* _TASK TO COMPLETE_
Find and copy each line of the records where the string "being" shows up.

* _THE INPUT_
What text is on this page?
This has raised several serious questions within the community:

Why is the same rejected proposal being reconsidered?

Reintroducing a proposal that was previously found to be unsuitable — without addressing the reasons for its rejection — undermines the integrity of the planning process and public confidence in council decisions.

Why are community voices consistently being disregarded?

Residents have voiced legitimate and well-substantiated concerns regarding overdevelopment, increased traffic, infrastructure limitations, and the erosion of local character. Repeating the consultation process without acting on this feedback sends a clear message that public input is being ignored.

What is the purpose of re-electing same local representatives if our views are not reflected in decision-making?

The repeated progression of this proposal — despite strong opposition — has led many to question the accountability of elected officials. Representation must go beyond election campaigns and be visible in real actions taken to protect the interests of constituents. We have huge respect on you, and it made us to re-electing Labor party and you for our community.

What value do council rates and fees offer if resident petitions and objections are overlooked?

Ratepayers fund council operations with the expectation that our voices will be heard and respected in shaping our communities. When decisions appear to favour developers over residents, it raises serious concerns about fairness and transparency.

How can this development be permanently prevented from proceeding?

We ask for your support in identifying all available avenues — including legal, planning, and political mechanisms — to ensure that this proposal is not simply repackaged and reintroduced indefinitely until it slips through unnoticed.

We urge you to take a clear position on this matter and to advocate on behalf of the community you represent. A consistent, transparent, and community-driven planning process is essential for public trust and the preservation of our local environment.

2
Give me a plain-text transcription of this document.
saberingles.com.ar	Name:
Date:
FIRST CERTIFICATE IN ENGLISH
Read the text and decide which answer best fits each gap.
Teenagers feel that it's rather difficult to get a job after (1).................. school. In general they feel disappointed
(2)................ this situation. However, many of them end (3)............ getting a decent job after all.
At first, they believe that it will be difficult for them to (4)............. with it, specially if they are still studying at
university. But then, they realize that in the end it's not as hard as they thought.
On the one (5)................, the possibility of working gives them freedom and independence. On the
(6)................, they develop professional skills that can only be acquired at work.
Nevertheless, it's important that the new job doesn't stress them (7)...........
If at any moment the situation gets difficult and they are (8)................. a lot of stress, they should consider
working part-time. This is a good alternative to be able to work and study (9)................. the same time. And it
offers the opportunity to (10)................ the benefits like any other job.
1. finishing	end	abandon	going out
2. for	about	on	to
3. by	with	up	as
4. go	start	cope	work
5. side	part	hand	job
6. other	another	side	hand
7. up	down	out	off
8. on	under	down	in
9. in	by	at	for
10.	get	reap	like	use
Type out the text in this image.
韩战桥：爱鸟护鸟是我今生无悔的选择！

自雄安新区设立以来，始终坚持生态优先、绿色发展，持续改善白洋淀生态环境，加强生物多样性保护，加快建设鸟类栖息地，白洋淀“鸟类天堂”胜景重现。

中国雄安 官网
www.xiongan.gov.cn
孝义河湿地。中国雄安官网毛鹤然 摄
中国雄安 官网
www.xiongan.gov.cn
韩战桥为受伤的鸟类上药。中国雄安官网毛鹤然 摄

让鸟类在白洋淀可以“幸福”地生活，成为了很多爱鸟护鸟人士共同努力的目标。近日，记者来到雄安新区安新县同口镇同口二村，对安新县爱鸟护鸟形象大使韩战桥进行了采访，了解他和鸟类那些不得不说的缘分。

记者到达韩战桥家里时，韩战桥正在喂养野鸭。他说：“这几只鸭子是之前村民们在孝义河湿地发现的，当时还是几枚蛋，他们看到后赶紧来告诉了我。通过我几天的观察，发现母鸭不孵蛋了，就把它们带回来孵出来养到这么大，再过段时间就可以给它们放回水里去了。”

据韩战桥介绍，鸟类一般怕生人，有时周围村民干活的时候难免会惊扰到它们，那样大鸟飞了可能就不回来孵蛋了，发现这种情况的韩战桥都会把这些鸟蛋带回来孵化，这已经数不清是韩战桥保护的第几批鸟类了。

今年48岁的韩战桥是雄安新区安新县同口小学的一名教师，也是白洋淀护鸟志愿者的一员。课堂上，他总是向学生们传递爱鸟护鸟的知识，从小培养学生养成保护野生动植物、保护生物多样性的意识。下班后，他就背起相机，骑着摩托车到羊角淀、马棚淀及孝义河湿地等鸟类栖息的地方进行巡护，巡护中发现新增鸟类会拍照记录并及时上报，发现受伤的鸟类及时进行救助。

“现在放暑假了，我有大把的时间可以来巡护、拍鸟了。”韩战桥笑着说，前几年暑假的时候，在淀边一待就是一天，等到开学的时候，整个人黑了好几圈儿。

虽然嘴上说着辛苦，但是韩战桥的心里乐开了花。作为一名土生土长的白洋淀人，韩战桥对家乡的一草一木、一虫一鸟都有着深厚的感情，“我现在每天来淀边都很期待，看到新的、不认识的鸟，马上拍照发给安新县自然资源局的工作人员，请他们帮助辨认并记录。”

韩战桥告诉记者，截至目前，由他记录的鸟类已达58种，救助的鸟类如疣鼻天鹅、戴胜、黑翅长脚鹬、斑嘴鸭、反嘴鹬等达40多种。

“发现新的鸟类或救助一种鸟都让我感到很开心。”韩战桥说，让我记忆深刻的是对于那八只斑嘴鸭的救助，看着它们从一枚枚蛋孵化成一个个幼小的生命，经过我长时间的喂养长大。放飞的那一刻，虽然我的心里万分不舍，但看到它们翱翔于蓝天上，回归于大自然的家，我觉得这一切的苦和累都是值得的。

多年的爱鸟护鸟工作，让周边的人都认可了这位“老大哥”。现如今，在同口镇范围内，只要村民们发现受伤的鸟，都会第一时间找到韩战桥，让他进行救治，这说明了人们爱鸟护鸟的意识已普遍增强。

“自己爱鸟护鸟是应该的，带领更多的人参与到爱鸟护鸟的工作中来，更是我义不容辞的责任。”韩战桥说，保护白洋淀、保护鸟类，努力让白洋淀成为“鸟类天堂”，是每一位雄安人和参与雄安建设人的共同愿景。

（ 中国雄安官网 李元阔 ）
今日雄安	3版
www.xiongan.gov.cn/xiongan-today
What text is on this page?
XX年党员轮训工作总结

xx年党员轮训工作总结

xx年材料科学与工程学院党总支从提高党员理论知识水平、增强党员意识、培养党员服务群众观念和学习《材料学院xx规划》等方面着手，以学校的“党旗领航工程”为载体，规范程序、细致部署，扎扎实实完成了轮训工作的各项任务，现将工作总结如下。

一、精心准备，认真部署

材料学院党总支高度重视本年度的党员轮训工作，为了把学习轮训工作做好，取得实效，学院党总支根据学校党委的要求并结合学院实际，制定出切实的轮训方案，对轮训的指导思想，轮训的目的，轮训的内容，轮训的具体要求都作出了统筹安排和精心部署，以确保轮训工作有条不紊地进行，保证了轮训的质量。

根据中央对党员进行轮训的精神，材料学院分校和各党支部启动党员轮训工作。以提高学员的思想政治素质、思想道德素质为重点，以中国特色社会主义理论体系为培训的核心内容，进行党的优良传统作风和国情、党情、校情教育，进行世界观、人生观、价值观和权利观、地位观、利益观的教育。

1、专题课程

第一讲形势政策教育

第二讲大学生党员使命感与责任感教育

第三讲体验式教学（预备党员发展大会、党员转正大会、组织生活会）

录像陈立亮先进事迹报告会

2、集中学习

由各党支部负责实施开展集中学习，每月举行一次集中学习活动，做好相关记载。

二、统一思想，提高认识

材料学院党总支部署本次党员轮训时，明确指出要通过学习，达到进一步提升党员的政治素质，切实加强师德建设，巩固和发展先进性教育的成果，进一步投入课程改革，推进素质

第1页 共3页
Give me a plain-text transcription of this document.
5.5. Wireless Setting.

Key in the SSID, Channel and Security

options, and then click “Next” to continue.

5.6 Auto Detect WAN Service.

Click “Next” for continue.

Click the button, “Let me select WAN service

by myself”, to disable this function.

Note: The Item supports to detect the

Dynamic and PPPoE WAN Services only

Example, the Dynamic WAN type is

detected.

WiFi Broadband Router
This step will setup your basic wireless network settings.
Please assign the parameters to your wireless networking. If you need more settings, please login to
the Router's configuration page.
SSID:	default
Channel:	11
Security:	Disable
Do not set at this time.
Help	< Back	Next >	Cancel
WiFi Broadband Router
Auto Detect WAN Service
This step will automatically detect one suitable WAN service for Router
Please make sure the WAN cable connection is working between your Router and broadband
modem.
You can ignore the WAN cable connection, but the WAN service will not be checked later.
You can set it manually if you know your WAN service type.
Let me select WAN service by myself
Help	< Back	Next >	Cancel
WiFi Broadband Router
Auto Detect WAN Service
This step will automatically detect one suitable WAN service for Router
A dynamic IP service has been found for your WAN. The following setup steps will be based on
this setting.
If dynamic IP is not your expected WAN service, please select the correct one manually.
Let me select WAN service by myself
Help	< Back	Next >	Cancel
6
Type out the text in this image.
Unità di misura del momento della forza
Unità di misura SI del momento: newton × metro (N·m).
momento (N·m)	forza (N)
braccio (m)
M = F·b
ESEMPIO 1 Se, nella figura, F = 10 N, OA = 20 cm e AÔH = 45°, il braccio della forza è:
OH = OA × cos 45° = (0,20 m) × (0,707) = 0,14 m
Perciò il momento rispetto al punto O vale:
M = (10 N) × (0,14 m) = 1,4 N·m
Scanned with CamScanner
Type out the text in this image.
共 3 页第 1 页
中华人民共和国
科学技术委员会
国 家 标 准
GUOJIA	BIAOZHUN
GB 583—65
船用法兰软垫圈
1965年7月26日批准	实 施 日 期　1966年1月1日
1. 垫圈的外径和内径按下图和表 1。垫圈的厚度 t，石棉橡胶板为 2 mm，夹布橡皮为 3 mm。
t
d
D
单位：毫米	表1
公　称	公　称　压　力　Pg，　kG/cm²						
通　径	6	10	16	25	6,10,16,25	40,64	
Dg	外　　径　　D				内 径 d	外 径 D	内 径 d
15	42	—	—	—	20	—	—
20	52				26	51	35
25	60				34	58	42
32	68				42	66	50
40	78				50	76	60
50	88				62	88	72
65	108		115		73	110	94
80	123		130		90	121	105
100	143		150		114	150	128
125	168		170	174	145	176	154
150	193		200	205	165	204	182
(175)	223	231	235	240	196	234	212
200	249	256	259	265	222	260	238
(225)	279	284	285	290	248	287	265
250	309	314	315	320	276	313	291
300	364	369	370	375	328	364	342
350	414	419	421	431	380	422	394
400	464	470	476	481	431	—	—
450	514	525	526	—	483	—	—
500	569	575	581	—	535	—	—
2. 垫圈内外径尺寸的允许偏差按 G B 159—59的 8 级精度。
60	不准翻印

* _EXPECTED ANSWER_
Why is the same rejected proposal being reconsidered?
Why are community voices consistently being disregarded?
Residents have voiced legitimate and well-substantiated concerns regarding overdevelopment, increased traffic, infrastructure limitations, and the erosion of local character. Repeating the consultation process without acting on this feedback sends a clear message that public input is being ignored.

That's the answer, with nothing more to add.